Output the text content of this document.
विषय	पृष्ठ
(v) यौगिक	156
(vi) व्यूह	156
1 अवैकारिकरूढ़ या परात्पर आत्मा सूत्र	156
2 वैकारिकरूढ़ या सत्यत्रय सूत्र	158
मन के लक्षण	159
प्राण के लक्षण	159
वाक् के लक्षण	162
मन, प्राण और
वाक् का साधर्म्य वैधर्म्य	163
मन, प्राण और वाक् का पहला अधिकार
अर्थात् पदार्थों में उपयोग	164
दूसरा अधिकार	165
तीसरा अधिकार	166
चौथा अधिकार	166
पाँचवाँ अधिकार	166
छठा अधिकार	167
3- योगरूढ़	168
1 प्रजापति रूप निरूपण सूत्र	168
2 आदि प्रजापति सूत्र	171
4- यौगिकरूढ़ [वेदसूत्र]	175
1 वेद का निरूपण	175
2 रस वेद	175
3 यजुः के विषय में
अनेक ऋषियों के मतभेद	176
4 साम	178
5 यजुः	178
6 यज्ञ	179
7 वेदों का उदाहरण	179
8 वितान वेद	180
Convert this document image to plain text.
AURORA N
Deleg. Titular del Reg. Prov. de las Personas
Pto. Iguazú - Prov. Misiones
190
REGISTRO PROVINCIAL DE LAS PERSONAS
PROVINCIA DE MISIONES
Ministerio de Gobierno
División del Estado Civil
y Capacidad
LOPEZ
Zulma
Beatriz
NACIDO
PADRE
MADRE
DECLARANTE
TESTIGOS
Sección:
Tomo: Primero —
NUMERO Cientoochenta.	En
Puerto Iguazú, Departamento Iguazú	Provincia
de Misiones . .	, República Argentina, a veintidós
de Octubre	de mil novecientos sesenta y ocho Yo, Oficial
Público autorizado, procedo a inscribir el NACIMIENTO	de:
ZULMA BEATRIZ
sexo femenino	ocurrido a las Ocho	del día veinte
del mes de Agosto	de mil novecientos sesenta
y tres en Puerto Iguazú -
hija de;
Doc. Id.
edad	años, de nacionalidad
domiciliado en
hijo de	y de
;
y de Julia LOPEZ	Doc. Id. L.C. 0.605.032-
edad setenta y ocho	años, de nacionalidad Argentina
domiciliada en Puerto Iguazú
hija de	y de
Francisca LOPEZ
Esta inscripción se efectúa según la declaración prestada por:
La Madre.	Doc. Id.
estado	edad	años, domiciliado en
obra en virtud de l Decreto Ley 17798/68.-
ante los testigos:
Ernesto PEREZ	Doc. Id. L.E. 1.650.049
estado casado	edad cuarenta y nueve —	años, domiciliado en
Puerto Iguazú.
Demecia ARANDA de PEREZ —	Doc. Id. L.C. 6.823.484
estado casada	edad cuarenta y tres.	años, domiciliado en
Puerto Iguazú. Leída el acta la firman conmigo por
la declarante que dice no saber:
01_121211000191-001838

Directions for this task — Return the listing above in full, character for character.

The solution —
Output the text content of this document.
विषय	पृष्ठ
(v) यौगिक	156
(vi) व्यूह	156
1 अवैकारिकरूढ़ या परात्पर आत्मा सूत्र	156
2 वैकारिकरूढ़ या सत्यत्रय सूत्र	158
मन के लक्षण	159
प्राण के लक्षण	159
वाक् के लक्षण	162
मन, प्राण और
वाक् का साधर्म्य वैधर्म्य	163
मन, प्राण और वाक् का पहला अधिकार
अर्थात् पदार्थों में उपयोग	164
दूसरा अधिकार	165
तीसरा अधिकार	166
चौथा अधिकार	166
पाँचवाँ अधिकार	166
छठा अधिकार	167
3- योगरूढ़	168
1 प्रजापति रूप निरूपण सूत्र	168
2 आदि प्रजापति सूत्र	171
4- यौगिकरूढ़ [वेदसूत्र]	175
1 वेद का निरूपण	175
2 रस वेद	175
3 यजुः के विषय में
अनेक ऋषियों के मतभेद	176
4 साम	178
5 यजुः	178
6 यज्ञ	179
7 वेदों का उदाहरण	179
8 वितान वेद	180
Convert this document image to plain text.
AURORA N
Deleg. Titular del Reg. Prov. de las Personas
Pto. Iguazú - Prov. Misiones
190
REGISTRO PROVINCIAL DE LAS PERSONAS
PROVINCIA DE MISIONES
Ministerio de Gobierno
División del Estado Civil
y Capacidad
LOPEZ
Zulma
Beatriz
NACIDO
PADRE
MADRE
DECLARANTE
TESTIGOS
Sección:
Tomo: Primero —
NUMERO Cientoochenta.	En
Puerto Iguazú, Departamento Iguazú	Provincia
de Misiones . .	, República Argentina, a veintidós
de Octubre	de mil novecientos sesenta y ocho Yo, Oficial
Público autorizado, procedo a inscribir el NACIMIENTO	de:
ZULMA BEATRIZ
sexo femenino	ocurrido a las Ocho	del día veinte
del mes de Agosto	de mil novecientos sesenta
y tres en Puerto Iguazú -
hija de;
Doc. Id.
edad	años, de nacionalidad
domiciliado en
hijo de	y de
;
y de Julia LOPEZ	Doc. Id. L.C. 0.605.032-
edad setenta y ocho	años, de nacionalidad Argentina
domiciliada en Puerto Iguazú
hija de	y de
Francisca LOPEZ
Esta inscripción se efectúa según la declaración prestada por:
La Madre.	Doc. Id.
estado	edad	años, domiciliado en
obra en virtud de l Decreto Ley 17798/68.-
ante los testigos:
Ernesto PEREZ	Doc. Id. L.E. 1.650.049
estado casado	edad cuarenta y nueve —	años, domiciliado en
Puerto Iguazú.
Demecia ARANDA de PEREZ —	Doc. Id. L.C. 6.823.484
estado casada	edad cuarenta y tres.	años, domiciliado en
Puerto Iguazú. Leída el acta la firman conmigo por
la declarante que dice no saber:
01_121211000191-001838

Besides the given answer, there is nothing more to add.